Entries from a page text dataset:
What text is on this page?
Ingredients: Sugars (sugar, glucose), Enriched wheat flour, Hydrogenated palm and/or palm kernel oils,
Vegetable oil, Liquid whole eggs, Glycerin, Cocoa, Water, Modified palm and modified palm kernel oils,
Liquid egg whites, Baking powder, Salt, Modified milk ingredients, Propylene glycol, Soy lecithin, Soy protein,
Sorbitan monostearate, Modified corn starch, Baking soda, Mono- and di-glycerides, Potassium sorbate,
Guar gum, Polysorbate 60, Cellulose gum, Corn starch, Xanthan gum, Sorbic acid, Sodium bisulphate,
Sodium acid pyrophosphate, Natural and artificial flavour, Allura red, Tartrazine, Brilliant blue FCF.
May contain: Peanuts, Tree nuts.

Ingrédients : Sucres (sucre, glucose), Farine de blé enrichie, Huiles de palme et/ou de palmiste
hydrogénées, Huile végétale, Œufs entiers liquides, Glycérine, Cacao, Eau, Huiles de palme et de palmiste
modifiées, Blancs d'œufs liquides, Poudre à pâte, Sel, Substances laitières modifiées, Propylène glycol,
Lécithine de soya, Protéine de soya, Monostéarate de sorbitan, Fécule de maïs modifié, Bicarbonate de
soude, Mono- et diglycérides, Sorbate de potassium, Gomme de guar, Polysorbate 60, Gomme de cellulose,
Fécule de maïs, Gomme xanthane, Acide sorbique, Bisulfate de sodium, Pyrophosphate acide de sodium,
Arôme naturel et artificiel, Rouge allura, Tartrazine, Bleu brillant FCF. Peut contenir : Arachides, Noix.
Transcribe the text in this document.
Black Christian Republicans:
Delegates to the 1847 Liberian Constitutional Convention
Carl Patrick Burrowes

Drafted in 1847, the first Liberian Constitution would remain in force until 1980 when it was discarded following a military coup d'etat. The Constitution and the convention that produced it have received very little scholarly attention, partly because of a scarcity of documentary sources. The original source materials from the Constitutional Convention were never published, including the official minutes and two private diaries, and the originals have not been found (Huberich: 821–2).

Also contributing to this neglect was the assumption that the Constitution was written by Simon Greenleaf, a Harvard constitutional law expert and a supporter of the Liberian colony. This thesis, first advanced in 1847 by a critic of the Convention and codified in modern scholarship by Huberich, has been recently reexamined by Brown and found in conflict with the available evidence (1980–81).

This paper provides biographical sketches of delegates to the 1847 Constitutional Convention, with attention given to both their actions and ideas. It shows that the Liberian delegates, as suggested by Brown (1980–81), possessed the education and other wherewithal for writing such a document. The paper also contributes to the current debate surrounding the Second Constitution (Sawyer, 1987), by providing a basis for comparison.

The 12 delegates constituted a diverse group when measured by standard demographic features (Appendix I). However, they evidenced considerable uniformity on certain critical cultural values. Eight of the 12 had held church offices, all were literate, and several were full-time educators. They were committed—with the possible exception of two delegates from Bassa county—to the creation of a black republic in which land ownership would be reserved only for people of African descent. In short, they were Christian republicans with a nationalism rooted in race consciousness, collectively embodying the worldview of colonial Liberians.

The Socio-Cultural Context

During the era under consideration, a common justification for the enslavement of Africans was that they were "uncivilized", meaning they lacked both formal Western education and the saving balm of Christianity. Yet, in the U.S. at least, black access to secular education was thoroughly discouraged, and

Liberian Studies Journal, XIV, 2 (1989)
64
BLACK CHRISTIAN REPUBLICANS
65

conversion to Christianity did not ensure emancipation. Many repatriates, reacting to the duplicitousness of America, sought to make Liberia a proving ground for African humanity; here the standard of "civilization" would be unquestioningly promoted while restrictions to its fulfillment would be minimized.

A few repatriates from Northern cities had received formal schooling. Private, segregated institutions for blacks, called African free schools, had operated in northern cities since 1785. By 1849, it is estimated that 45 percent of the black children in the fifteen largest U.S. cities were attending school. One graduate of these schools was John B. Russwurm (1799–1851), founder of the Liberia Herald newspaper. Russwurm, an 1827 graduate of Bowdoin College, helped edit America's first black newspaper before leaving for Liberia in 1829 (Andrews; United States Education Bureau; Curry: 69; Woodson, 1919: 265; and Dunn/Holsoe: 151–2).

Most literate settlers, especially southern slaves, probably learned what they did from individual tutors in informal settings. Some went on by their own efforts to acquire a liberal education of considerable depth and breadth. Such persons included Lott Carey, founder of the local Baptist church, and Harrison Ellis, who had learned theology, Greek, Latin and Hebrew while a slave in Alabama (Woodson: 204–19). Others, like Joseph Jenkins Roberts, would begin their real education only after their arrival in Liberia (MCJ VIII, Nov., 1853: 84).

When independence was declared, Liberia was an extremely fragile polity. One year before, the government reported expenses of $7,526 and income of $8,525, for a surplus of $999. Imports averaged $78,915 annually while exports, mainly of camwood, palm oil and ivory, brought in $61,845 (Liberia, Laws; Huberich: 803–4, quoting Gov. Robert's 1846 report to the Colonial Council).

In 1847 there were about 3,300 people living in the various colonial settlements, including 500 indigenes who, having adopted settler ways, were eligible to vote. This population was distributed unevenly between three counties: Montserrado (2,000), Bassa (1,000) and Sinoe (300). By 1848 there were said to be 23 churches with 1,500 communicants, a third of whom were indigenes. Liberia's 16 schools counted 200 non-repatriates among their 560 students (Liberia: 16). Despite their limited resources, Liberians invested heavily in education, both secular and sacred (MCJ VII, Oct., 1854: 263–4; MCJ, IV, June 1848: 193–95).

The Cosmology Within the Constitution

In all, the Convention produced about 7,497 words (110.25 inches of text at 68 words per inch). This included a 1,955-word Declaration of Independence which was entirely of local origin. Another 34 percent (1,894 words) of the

The problem: Copy out the entries. Change nothing.

Reply:
What text is on this page?
Ingredients: Sugars (sugar, glucose), Enriched wheat flour, Hydrogenated palm and/or palm kernel oils,
Vegetable oil, Liquid whole eggs, Glycerin, Cocoa, Water, Modified palm and modified palm kernel oils,
Liquid egg whites, Baking powder, Salt, Modified milk ingredients, Propylene glycol, Soy lecithin, Soy protein,
Sorbitan monostearate, Modified corn starch, Baking soda, Mono- and di-glycerides, Potassium sorbate,
Guar gum, Polysorbate 60, Cellulose gum, Corn starch, Xanthan gum, Sorbic acid, Sodium bisulphate,
Sodium acid pyrophosphate, Natural and artificial flavour, Allura red, Tartrazine, Brilliant blue FCF.
May contain: Peanuts, Tree nuts.

Ingrédients : Sucres (sucre, glucose), Farine de blé enrichie, Huiles de palme et/ou de palmiste
hydrogénées, Huile végétale, Œufs entiers liquides, Glycérine, Cacao, Eau, Huiles de palme et de palmiste
modifiées, Blancs d'œufs liquides, Poudre à pâte, Sel, Substances laitières modifiées, Propylène glycol,
Lécithine de soya, Protéine de soya, Monostéarate de sorbitan, Fécule de maïs modifié, Bicarbonate de
soude, Mono- et diglycérides, Sorbate de potassium, Gomme de guar, Polysorbate 60, Gomme de cellulose,
Fécule de maïs, Gomme xanthane, Acide sorbique, Bisulfate de sodium, Pyrophosphate acide de sodium,
Arôme naturel et artificiel, Rouge allura, Tartrazine, Bleu brillant FCF. Peut contenir : Arachides, Noix.
Transcribe the text in this document.
Black Christian Republicans:
Delegates to the 1847 Liberian Constitutional Convention
Carl Patrick Burrowes

Drafted in 1847, the first Liberian Constitution would remain in force until 1980 when it was discarded following a military coup d'etat. The Constitution and the convention that produced it have received very little scholarly attention, partly because of a scarcity of documentary sources. The original source materials from the Constitutional Convention were never published, including the official minutes and two private diaries, and the originals have not been found (Huberich: 821–2).

Also contributing to this neglect was the assumption that the Constitution was written by Simon Greenleaf, a Harvard constitutional law expert and a supporter of the Liberian colony. This thesis, first advanced in 1847 by a critic of the Convention and codified in modern scholarship by Huberich, has been recently reexamined by Brown and found in conflict with the available evidence (1980–81).

This paper provides biographical sketches of delegates to the 1847 Constitutional Convention, with attention given to both their actions and ideas. It shows that the Liberian delegates, as suggested by Brown (1980–81), possessed the education and other wherewithal for writing such a document. The paper also contributes to the current debate surrounding the Second Constitution (Sawyer, 1987), by providing a basis for comparison.

The 12 delegates constituted a diverse group when measured by standard demographic features (Appendix I). However, they evidenced considerable uniformity on certain critical cultural values. Eight of the 12 had held church offices, all were literate, and several were full-time educators. They were committed—with the possible exception of two delegates from Bassa county—to the creation of a black republic in which land ownership would be reserved only for people of African descent. In short, they were Christian republicans with a nationalism rooted in race consciousness, collectively embodying the worldview of colonial Liberians.

The Socio-Cultural Context

During the era under consideration, a common justification for the enslavement of Africans was that they were "uncivilized", meaning they lacked both formal Western education and the saving balm of Christianity. Yet, in the U.S. at least, black access to secular education was thoroughly discouraged, and

Liberian Studies Journal, XIV, 2 (1989)
64
BLACK CHRISTIAN REPUBLICANS
65

conversion to Christianity did not ensure emancipation. Many repatriates, reacting to the duplicitousness of America, sought to make Liberia a proving ground for African humanity; here the standard of "civilization" would be unquestioningly promoted while restrictions to its fulfillment would be minimized.

A few repatriates from Northern cities had received formal schooling. Private, segregated institutions for blacks, called African free schools, had operated in northern cities since 1785. By 1849, it is estimated that 45 percent of the black children in the fifteen largest U.S. cities were attending school. One graduate of these schools was John B. Russwurm (1799–1851), founder of the Liberia Herald newspaper. Russwurm, an 1827 graduate of Bowdoin College, helped edit America's first black newspaper before leaving for Liberia in 1829 (Andrews; United States Education Bureau; Curry: 69; Woodson, 1919: 265; and Dunn/Holsoe: 151–2).

Most literate settlers, especially southern slaves, probably learned what they did from individual tutors in informal settings. Some went on by their own efforts to acquire a liberal education of considerable depth and breadth. Such persons included Lott Carey, founder of the local Baptist church, and Harrison Ellis, who had learned theology, Greek, Latin and Hebrew while a slave in Alabama (Woodson: 204–19). Others, like Joseph Jenkins Roberts, would begin their real education only after their arrival in Liberia (MCJ VIII, Nov., 1853: 84).

When independence was declared, Liberia was an extremely fragile polity. One year before, the government reported expenses of $7,526 and income of $8,525, for a surplus of $999. Imports averaged $78,915 annually while exports, mainly of camwood, palm oil and ivory, brought in $61,845 (Liberia, Laws; Huberich: 803–4, quoting Gov. Robert's 1846 report to the Colonial Council).

In 1847 there were about 3,300 people living in the various colonial settlements, including 500 indigenes who, having adopted settler ways, were eligible to vote. This population was distributed unevenly between three counties: Montserrado (2,000), Bassa (1,000) and Sinoe (300). By 1848 there were said to be 23 churches with 1,500 communicants, a third of whom were indigenes. Liberia's 16 schools counted 200 non-repatriates among their 560 students (Liberia: 16). Despite their limited resources, Liberians invested heavily in education, both secular and sacred (MCJ VII, Oct., 1854: 263–4; MCJ, IV, June 1848: 193–95).

The Cosmology Within the Constitution

In all, the Convention produced about 7,497 words (110.25 inches of text at 68 words per inch). This included a 1,955-word Declaration of Independence which was entirely of local origin. Another 34 percent (1,894 words) of the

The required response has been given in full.